WORK INSTRUCTIONS
Every entry should be repeated exactly. Omit the pictures.

--- INFORMATION GIVEN ---

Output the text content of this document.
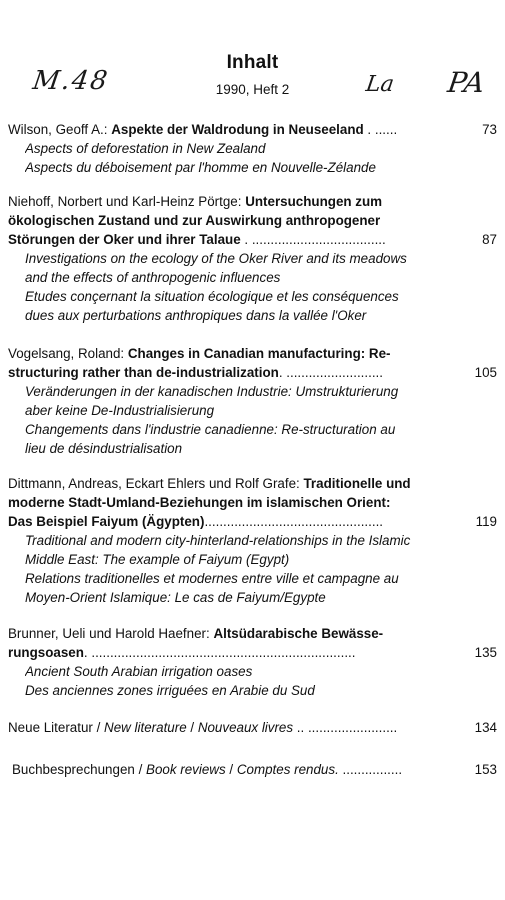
M.48	La PA
Inhalt
1990, Heft 2
Wilson, Geoff A.: Aspekte der Waldrodung in Neuseeland . ......	73
Aspects of deforestation in New Zealand
Aspects du déboisement par l'homme en Nouvelle-Zélande
Niehoff, Norbert und Karl-Heinz Pörtge: Untersuchungen zum
ökologischen Zustand und zur Auswirkung anthropogener
Störungen der Oker und ihrer Talaue . ....................................	87
Investigations on the ecology of the Oker River and its meadows
and the effects of anthropogenic influences
Etudes conçernant la situation écologique et les conséquences
dues aux perturbations anthropiques dans la vallée l'Oker
Vogelsang, Roland: Changes in Canadian manufacturing: Re-
structuring rather than de-industrialization. ..........................	105
Veränderungen in der kanadischen Industrie: Umstrukturierung
aber keine De-Industrialisierung
Changements dans l'industrie canadienne: Re-structuration au
lieu de désindustrialisation
Dittmann, Andreas, Eckart Ehlers und Rolf Grafe: Traditionelle und
moderne Stadt-Umland-Beziehungen im islamischen Orient:
Das Beispiel Faiyum (Ägypten)................................................	119
Traditional and modern city-hinterland-relationships in the Islamic
Middle East: The example of Faiyum (Egypt)
Relations traditionelles et modernes entre ville et campagne au
Moyen-Orient Islamique: Le cas de Faiyum/Egypte
Brunner, Ueli und Harold Haefner: Altsüdarabische Bewässe-
rungsoasen. .......................................................................	135
Ancient South Arabian irrigation oases
Des anciennes zones irriguées en Arabie du Sud
Neue Literatur / New literature / Nouveaux livres .. ........................	134
Buchbesprechungen / Book reviews / Comptes rendus. ................	153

---

TASK SOLUTION
Output the text content of this document.
M.48	La PA
Inhalt
1990, Heft 2
Wilson, Geoff A.: Aspekte der Waldrodung in Neuseeland . ......	73
Aspects of deforestation in New Zealand
Aspects du déboisement par l'homme en Nouvelle-Zélande
Niehoff, Norbert und Karl-Heinz Pörtge: Untersuchungen zum
ökologischen Zustand und zur Auswirkung anthropogener
Störungen der Oker und ihrer Talaue . ....................................	87
Investigations on the ecology of the Oker River and its meadows
and the effects of anthropogenic influences
Etudes conçernant la situation écologique et les conséquences
dues aux perturbations anthropiques dans la vallée l'Oker
Vogelsang, Roland: Changes in Canadian manufacturing: Re-
structuring rather than de-industrialization. ..........................	105
Veränderungen in der kanadischen Industrie: Umstrukturierung
aber keine De-Industrialisierung
Changements dans l'industrie canadienne: Re-structuration au
lieu de désindustrialisation
Dittmann, Andreas, Eckart Ehlers und Rolf Grafe: Traditionelle und
moderne Stadt-Umland-Beziehungen im islamischen Orient:
Das Beispiel Faiyum (Ägypten)................................................	119
Traditional and modern city-hinterland-relationships in the Islamic
Middle East: The example of Faiyum (Egypt)
Relations traditionelles et modernes entre ville et campagne au
Moyen-Orient Islamique: Le cas de Faiyum/Egypte
Brunner, Ueli und Harold Haefner: Altsüdarabische Bewässe-
rungsoasen. .......................................................................	135
Ancient South Arabian irrigation oases
Des anciennes zones irriguées en Arabie du Sud
Neue Literatur / New literature / Nouveaux livres .. ........................	134
Buchbesprechungen / Book reviews / Comptes rendus. ................	153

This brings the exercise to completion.